- _TASK REQUIREMENTS_: Select lines where the word "Science" appears.

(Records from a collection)
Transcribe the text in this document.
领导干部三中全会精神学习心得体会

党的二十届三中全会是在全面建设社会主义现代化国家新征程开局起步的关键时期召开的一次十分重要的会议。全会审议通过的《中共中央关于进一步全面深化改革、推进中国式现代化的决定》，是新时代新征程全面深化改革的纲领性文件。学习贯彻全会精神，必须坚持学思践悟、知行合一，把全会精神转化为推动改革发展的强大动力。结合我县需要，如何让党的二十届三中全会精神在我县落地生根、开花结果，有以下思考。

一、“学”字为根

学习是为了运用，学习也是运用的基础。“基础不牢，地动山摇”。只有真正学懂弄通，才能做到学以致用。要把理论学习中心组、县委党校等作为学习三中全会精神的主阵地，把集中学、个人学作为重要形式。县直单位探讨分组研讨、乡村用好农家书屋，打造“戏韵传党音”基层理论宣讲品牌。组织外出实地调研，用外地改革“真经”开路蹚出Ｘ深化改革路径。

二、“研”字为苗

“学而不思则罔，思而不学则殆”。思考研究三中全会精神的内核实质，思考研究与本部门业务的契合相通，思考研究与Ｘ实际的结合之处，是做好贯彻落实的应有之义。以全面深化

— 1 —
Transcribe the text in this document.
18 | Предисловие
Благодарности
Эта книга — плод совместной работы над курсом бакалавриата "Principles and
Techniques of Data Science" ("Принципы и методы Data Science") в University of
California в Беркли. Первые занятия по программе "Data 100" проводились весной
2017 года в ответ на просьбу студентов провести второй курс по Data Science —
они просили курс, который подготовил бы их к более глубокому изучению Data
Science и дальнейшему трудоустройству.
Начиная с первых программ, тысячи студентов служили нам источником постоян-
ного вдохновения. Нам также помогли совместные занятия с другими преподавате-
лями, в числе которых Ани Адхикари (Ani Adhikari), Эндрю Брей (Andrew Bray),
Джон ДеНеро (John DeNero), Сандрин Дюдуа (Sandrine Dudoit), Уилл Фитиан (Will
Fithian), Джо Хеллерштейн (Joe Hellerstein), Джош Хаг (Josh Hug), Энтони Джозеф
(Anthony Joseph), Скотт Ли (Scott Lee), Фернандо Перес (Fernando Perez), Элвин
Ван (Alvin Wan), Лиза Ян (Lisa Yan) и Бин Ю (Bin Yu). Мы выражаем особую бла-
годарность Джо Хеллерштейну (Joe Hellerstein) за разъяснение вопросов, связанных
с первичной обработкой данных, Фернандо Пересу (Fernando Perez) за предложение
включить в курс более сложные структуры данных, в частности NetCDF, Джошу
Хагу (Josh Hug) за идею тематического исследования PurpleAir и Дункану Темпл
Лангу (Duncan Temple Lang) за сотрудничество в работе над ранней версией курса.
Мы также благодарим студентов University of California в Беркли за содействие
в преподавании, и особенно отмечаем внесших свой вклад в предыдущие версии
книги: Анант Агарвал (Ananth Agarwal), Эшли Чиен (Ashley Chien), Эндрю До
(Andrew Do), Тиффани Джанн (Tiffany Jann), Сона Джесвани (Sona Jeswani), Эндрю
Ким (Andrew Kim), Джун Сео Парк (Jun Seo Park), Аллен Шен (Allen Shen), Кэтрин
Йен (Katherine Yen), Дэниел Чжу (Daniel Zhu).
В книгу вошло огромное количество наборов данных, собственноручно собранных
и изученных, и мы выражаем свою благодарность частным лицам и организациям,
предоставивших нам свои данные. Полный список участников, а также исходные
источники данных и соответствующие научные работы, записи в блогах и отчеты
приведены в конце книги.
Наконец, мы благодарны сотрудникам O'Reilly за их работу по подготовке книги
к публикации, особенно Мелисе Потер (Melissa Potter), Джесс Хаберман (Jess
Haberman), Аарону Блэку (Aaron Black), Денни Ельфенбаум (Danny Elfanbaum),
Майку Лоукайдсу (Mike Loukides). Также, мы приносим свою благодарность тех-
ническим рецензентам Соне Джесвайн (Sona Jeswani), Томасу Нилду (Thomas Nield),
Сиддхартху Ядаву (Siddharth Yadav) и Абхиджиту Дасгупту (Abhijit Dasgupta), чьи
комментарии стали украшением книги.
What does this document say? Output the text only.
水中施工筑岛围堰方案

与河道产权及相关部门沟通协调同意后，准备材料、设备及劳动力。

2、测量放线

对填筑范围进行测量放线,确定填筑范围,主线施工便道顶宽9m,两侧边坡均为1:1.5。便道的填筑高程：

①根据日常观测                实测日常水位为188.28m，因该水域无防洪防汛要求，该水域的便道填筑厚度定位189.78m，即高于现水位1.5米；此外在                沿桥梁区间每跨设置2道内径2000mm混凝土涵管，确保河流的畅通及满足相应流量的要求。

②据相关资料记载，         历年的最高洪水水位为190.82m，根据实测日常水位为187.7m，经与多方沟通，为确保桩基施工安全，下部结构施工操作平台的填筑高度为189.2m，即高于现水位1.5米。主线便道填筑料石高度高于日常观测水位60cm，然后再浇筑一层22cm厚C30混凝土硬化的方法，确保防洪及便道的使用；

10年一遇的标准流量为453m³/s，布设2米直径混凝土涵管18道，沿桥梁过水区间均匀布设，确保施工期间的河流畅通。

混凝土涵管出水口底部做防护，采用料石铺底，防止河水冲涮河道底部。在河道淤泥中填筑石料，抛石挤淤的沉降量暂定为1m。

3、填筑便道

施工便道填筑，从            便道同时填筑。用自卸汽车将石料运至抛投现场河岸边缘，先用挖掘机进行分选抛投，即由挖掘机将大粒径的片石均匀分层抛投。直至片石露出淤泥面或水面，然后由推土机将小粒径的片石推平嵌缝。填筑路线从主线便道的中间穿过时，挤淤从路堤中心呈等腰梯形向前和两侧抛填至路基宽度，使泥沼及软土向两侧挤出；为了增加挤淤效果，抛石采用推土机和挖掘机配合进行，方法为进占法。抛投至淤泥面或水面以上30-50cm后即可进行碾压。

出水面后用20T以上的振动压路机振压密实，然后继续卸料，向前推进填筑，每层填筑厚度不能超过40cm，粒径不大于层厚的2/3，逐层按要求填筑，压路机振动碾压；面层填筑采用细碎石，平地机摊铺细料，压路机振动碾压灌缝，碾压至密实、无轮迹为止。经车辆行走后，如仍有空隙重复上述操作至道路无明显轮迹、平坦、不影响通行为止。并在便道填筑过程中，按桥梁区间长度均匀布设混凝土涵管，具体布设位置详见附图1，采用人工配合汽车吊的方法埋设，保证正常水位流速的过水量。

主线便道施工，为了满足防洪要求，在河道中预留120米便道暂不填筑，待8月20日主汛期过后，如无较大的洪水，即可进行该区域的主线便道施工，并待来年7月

- _THE RESULT_:
Techniques of Data Science" ("Принципы и методы Data Science") в University of
2017 года в ответ на просьбу студентов провести второй курс по Data Science —
Science и дальнейшему трудоустройству.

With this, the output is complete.